Request: Copy out the complete listing, word for word.

Given data:
++++++
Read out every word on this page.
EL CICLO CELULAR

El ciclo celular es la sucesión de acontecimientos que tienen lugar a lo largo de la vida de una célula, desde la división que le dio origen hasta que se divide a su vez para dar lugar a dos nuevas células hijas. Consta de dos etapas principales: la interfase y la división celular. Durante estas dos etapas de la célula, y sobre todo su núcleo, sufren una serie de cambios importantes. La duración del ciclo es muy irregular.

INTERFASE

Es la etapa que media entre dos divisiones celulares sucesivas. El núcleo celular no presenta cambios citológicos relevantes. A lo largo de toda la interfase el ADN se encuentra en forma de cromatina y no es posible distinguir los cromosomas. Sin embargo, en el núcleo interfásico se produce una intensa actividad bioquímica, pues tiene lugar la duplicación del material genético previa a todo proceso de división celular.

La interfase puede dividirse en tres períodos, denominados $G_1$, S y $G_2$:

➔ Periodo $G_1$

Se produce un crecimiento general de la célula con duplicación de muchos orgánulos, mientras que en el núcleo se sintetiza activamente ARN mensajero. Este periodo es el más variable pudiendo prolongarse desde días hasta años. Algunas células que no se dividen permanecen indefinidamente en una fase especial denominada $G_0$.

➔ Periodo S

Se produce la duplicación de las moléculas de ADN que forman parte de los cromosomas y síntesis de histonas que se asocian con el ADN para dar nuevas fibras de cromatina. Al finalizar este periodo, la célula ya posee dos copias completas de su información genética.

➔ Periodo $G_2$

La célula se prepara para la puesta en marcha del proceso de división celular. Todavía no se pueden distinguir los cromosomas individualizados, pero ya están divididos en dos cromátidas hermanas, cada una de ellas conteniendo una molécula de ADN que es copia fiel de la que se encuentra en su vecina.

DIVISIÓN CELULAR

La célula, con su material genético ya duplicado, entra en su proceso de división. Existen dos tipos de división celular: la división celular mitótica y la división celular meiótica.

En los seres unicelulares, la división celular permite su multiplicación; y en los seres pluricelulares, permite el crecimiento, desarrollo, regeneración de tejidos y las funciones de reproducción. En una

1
++++++
Written response:
Read out every word on this page.
EL CICLO CELULAR

El ciclo celular es la sucesión de acontecimientos que tienen lugar a lo largo de la vida de una célula, desde la división que le dio origen hasta que se divide a su vez para dar lugar a dos nuevas células hijas. Consta de dos etapas principales: la interfase y la división celular. Durante estas dos etapas de la célula, y sobre todo su núcleo, sufren una serie de cambios importantes. La duración del ciclo es muy irregular.

INTERFASE

Es la etapa que media entre dos divisiones celulares sucesivas. El núcleo celular no presenta cambios citológicos relevantes. A lo largo de toda la interfase el ADN se encuentra en forma de cromatina y no es posible distinguir los cromosomas. Sin embargo, en el núcleo interfásico se produce una intensa actividad bioquímica, pues tiene lugar la duplicación del material genético previa a todo proceso de división celular.

La interfase puede dividirse en tres períodos, denominados $G_1$, S y $G_2$:

➔ Periodo $G_1$

Se produce un crecimiento general de la célula con duplicación de muchos orgánulos, mientras que en el núcleo se sintetiza activamente ARN mensajero. Este periodo es el más variable pudiendo prolongarse desde días hasta años. Algunas células que no se dividen permanecen indefinidamente en una fase especial denominada $G_0$.

➔ Periodo S

Se produce la duplicación de las moléculas de ADN que forman parte de los cromosomas y síntesis de histonas que se asocian con el ADN para dar nuevas fibras de cromatina. Al finalizar este periodo, la célula ya posee dos copias completas de su información genética.

➔ Periodo $G_2$

La célula se prepara para la puesta en marcha del proceso de división celular. Todavía no se pueden distinguir los cromosomas individualizados, pero ya están divididos en dos cromátidas hermanas, cada una de ellas conteniendo una molécula de ADN que es copia fiel de la que se encuentra en su vecina.

DIVISIÓN CELULAR

La célula, con su material genético ya duplicado, entra en su proceso de división. Existen dos tipos de división celular: la división celular mitótica y la división celular meiótica.

En los seres unicelulares, la división celular permite su multiplicación; y en los seres pluricelulares, permite el crecimiento, desarrollo, regeneración de tejidos y las funciones de reproducción. En una

1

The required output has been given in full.